Start of Exercise inputs

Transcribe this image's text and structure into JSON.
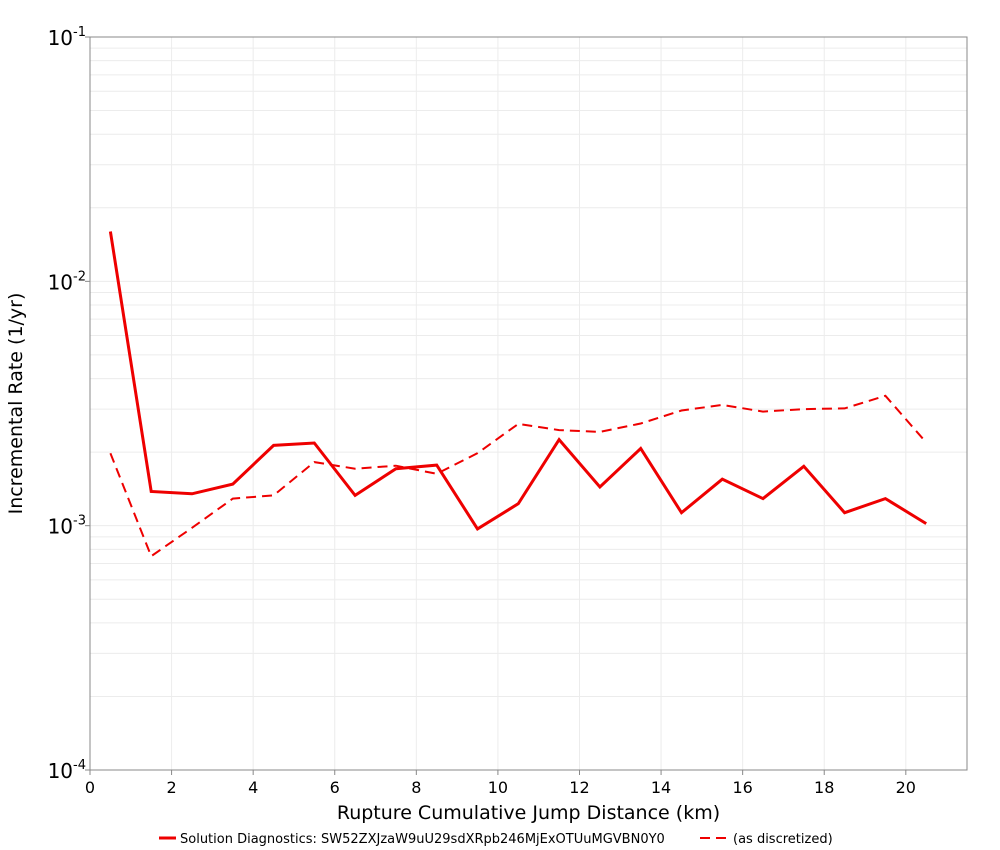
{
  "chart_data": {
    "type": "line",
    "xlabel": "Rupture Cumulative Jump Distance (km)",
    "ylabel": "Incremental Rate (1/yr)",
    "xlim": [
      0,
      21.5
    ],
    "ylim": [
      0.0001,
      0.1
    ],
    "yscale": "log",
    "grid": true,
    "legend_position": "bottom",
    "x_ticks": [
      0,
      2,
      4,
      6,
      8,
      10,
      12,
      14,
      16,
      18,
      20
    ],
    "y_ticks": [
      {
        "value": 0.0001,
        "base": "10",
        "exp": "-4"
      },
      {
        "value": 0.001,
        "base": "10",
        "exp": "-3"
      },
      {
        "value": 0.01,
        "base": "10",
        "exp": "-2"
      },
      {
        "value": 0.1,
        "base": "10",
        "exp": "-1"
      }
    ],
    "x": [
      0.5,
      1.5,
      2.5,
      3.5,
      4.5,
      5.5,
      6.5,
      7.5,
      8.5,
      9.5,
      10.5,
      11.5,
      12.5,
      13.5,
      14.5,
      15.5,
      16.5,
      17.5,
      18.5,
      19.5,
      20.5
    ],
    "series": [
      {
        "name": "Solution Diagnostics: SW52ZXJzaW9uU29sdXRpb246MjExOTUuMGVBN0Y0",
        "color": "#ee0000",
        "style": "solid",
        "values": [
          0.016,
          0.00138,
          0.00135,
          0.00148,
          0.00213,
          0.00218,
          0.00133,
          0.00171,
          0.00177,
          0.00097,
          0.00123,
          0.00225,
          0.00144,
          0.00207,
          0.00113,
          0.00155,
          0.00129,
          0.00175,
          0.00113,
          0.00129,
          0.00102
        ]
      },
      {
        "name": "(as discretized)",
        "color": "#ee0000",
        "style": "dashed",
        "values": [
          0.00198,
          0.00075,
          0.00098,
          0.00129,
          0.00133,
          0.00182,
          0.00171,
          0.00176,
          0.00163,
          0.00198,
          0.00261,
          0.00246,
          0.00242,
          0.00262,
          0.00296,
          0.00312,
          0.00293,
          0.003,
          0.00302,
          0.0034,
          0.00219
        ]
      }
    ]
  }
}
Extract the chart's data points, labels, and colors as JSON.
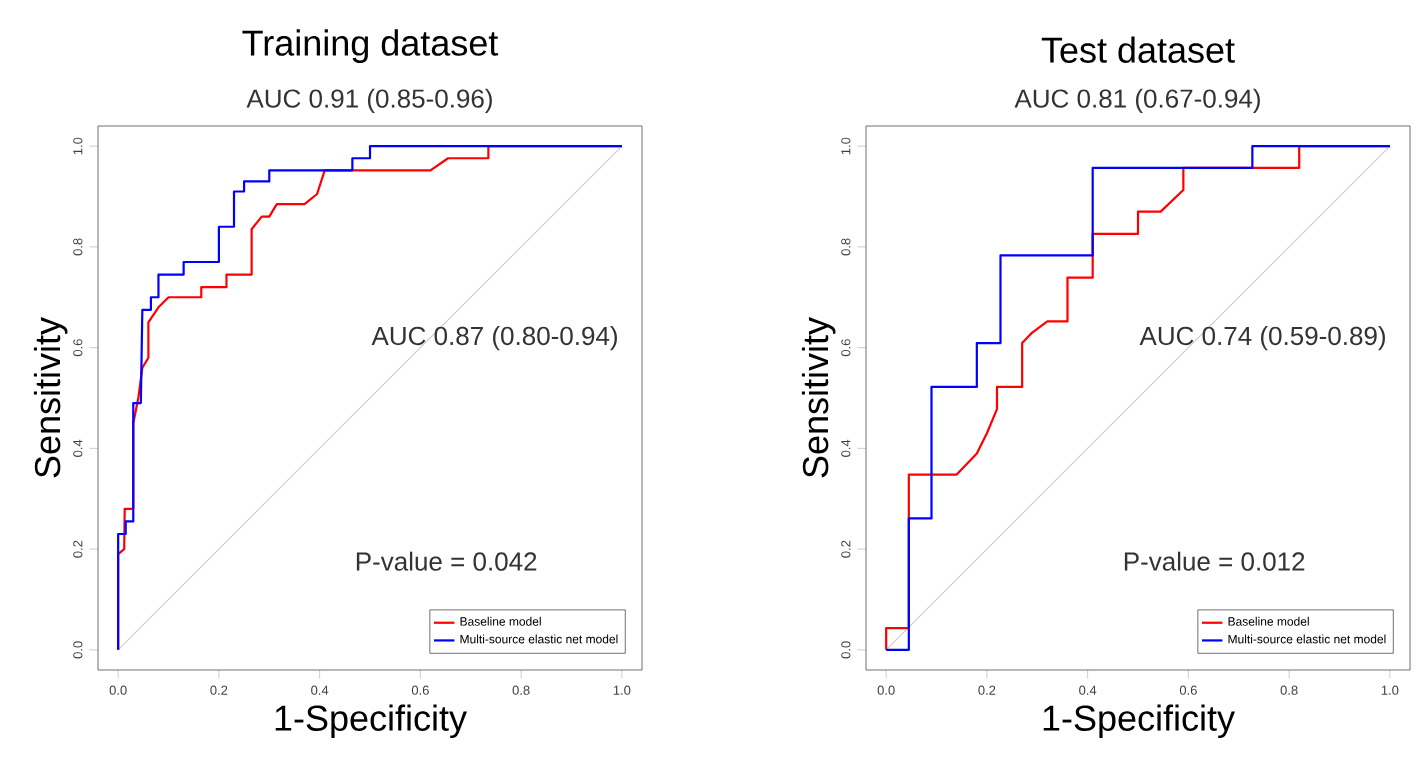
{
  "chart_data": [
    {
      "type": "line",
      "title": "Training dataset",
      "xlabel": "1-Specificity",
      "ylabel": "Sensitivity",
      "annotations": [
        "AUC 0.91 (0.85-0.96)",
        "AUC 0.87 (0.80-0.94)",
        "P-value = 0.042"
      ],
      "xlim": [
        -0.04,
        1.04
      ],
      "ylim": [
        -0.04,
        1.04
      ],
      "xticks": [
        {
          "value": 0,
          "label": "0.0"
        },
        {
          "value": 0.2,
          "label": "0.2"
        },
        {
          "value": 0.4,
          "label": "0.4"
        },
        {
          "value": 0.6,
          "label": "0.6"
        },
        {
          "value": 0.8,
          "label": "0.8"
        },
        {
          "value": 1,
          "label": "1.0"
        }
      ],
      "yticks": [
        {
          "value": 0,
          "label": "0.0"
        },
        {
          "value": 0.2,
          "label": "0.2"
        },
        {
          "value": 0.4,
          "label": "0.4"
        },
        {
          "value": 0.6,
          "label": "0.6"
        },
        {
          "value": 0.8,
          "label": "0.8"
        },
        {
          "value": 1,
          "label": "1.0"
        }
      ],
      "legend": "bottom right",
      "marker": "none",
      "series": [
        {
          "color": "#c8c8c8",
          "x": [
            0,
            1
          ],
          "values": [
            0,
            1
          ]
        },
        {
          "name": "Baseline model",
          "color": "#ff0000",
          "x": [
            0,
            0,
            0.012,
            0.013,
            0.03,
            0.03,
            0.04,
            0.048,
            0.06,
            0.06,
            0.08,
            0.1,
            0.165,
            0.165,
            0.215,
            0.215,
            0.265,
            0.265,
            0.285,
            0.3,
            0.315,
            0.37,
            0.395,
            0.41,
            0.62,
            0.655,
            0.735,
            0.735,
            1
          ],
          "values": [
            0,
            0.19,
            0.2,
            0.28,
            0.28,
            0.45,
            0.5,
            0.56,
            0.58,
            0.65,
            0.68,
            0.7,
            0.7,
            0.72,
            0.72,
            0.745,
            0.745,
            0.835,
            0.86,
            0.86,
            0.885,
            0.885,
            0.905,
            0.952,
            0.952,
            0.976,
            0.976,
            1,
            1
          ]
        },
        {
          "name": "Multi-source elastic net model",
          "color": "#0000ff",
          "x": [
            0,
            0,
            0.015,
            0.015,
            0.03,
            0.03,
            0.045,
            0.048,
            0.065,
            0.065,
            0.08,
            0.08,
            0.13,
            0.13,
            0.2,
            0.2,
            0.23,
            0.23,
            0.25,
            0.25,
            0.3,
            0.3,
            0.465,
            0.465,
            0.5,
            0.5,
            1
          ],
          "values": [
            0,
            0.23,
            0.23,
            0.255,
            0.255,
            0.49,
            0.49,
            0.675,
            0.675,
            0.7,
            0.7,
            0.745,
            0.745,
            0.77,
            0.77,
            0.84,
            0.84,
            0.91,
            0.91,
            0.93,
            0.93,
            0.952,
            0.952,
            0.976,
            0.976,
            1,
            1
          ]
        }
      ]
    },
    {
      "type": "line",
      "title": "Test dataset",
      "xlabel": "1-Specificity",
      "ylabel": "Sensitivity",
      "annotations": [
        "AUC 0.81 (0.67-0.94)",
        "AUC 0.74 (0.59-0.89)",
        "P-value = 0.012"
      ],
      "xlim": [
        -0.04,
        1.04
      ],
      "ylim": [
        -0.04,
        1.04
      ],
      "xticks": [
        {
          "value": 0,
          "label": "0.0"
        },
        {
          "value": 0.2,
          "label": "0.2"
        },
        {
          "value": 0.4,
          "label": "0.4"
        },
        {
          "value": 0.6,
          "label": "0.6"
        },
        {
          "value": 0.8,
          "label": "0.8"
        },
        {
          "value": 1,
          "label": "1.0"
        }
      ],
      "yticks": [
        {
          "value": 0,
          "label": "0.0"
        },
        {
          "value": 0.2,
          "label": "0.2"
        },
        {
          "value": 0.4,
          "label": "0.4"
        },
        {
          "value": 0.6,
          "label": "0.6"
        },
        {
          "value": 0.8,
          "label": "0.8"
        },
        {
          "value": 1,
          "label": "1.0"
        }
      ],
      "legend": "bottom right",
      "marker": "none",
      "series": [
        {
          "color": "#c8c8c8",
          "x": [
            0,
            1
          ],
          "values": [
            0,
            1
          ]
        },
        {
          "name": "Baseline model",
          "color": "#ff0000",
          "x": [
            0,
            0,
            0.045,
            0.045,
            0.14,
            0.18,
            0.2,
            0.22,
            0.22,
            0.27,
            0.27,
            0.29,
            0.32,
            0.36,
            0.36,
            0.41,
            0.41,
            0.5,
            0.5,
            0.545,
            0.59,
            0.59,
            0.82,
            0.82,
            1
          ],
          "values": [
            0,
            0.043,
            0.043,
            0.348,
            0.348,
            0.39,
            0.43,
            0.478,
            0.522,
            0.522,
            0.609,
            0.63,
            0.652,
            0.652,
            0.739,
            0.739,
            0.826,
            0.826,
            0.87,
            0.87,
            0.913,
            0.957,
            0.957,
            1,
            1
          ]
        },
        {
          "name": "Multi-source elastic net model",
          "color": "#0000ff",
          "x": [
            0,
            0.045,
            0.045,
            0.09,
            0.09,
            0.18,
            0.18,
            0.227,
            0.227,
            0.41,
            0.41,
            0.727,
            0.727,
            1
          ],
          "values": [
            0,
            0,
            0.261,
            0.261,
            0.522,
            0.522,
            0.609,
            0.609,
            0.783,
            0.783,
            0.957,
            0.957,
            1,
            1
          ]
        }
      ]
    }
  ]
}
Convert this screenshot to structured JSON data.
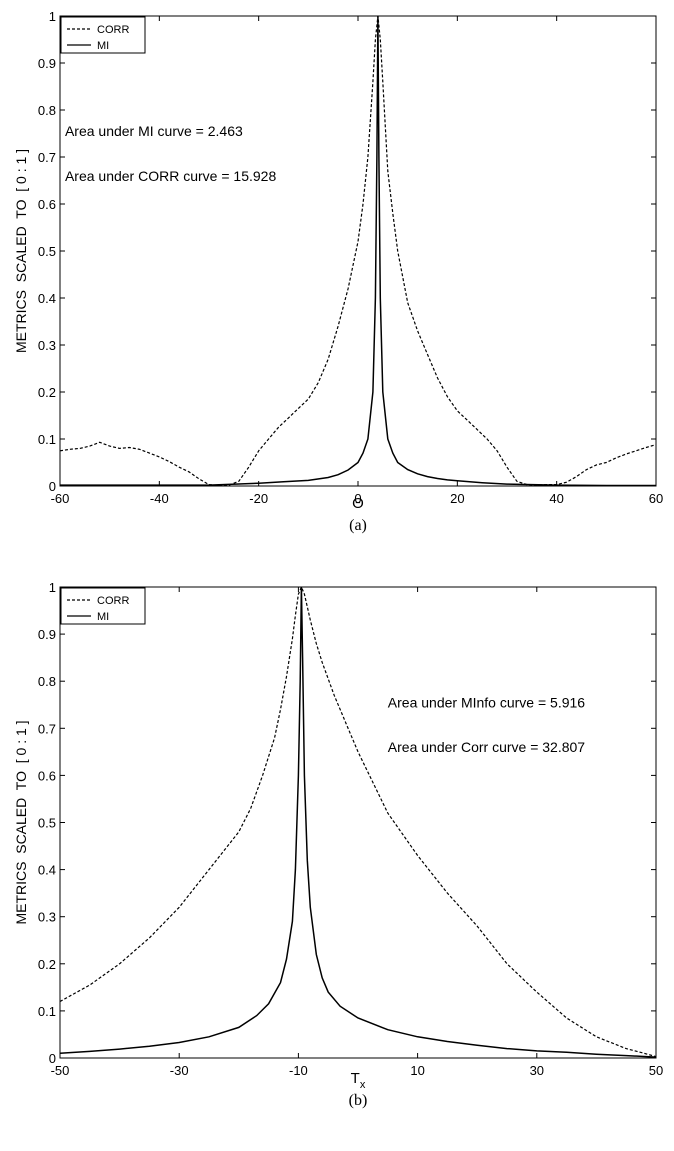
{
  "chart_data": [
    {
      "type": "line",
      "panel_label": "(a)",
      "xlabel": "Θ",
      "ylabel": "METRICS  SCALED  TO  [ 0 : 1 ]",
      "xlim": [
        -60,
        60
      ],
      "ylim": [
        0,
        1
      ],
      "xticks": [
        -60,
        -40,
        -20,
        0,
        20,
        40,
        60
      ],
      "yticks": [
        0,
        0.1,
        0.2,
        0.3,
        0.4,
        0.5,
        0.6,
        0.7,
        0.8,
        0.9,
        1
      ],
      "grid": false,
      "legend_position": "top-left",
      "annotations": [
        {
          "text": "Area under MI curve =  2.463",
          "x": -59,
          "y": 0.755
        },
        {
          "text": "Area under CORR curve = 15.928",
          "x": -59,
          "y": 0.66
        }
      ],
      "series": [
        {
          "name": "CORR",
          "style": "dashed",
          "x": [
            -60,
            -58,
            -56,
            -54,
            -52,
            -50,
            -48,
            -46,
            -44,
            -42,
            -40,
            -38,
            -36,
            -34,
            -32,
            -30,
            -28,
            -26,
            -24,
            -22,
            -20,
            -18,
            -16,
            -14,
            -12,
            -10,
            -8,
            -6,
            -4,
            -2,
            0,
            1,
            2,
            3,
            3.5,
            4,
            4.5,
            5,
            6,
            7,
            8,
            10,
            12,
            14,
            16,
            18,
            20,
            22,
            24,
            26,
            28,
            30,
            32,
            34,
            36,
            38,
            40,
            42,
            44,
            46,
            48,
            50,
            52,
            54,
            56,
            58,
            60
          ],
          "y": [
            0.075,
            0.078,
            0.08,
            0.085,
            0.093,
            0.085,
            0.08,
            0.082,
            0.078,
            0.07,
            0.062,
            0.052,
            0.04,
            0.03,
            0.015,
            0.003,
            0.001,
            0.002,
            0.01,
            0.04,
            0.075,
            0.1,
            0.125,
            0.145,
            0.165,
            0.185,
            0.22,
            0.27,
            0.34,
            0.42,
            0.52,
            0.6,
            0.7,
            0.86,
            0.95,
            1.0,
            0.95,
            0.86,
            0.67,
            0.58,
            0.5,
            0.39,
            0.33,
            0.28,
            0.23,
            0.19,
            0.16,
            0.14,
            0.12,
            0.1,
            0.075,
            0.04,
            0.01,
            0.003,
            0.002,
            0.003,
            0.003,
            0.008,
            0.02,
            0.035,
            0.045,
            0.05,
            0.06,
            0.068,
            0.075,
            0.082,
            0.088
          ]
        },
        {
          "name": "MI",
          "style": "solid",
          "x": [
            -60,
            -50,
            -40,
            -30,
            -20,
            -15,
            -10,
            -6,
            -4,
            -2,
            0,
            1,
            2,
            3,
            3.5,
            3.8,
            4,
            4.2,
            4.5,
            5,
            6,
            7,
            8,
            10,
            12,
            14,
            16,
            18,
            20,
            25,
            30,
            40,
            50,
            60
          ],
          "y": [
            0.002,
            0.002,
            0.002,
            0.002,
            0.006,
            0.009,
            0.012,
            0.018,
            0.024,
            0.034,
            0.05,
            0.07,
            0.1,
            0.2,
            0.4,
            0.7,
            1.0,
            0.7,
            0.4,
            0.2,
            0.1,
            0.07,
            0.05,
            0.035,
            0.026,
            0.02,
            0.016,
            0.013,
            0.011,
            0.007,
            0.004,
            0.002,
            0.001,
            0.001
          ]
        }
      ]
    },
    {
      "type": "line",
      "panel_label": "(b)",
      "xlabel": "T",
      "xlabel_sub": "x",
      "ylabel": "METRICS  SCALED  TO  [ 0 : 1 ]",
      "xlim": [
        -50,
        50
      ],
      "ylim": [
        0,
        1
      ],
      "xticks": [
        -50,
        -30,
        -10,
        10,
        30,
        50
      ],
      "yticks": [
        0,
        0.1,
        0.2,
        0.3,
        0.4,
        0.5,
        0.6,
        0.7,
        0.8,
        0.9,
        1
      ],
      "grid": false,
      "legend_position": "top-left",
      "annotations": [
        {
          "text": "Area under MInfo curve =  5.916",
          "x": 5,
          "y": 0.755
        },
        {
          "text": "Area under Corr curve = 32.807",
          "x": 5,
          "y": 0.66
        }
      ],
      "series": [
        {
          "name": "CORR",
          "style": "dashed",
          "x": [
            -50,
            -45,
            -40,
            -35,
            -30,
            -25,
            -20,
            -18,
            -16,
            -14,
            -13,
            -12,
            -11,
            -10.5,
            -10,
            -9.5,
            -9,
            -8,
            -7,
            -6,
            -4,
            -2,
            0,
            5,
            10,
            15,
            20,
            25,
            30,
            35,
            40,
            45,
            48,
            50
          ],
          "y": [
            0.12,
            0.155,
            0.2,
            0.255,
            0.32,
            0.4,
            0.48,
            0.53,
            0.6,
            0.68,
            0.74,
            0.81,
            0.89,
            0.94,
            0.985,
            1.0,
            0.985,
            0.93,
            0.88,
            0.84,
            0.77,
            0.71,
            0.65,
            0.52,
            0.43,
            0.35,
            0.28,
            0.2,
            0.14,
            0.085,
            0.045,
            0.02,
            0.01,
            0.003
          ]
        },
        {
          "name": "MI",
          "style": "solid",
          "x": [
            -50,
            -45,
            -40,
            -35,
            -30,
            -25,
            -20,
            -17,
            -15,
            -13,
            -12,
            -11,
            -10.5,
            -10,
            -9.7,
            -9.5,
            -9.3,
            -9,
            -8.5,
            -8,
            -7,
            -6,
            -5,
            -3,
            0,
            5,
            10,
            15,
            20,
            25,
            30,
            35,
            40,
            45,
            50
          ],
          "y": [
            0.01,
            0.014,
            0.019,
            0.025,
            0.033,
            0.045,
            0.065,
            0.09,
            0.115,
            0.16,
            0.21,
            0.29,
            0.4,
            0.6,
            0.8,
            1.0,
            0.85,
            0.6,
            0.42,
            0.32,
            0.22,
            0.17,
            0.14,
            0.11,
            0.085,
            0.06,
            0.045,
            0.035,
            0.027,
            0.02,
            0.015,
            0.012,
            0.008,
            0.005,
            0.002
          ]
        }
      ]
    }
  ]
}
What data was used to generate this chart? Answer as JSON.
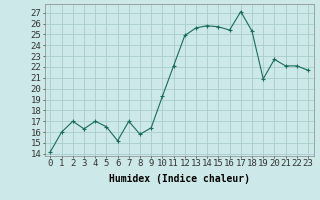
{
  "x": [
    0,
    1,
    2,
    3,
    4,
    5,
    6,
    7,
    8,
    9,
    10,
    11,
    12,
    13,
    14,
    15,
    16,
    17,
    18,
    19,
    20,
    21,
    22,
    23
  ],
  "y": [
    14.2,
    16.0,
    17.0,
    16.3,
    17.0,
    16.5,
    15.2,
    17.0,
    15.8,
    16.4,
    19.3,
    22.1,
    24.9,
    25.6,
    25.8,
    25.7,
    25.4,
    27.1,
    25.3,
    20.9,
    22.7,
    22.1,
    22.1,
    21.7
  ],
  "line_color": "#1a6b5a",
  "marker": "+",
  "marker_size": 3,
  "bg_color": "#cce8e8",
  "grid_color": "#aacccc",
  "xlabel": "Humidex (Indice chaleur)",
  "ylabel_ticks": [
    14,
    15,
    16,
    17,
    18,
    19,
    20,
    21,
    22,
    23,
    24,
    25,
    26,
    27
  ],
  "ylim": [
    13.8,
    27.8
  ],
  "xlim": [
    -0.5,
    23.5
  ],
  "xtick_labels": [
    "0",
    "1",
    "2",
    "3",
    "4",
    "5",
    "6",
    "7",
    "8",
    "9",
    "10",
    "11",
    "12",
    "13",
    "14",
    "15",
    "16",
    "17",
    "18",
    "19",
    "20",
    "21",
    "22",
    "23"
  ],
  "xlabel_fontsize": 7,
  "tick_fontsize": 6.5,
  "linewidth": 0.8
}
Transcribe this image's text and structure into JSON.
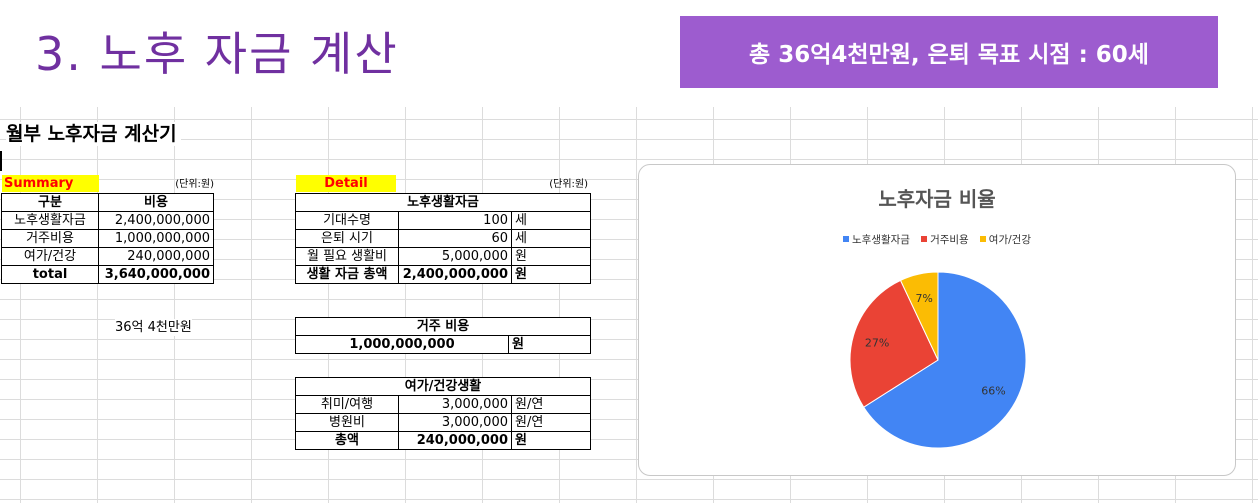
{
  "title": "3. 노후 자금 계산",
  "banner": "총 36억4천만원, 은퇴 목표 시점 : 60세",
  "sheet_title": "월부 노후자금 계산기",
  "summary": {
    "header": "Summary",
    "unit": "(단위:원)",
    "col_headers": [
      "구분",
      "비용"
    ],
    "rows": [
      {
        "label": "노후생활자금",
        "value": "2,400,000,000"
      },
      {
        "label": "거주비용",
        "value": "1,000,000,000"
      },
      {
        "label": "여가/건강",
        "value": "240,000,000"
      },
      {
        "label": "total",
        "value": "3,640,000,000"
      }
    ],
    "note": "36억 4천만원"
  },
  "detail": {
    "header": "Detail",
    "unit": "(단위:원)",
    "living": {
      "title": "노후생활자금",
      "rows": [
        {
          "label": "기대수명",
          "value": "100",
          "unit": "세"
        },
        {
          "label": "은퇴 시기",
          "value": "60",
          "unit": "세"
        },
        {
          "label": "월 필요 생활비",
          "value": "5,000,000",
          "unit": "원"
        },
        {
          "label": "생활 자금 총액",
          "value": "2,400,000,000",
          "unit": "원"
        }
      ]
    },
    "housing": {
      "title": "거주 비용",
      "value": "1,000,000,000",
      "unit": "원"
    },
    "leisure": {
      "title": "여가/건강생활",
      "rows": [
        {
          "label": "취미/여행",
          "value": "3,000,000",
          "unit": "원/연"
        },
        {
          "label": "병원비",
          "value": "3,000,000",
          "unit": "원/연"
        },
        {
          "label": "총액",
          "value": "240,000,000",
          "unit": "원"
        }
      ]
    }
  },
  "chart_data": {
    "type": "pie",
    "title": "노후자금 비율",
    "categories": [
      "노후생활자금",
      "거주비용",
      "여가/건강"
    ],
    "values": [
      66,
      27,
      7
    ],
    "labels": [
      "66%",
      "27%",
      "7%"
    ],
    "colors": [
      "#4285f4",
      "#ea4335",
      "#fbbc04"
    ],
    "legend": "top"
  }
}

End of Exercise inputs

> Written request: Go through the material and copy out every line with "Area" in it.

> Written response:
          "text": "Area under MI curve =  2.463",
          "text": "Area under CORR curve = 15.928",
          "text": "Area under MInfo curve =  5.916",
          "text": "Area under Corr curve = 32.807",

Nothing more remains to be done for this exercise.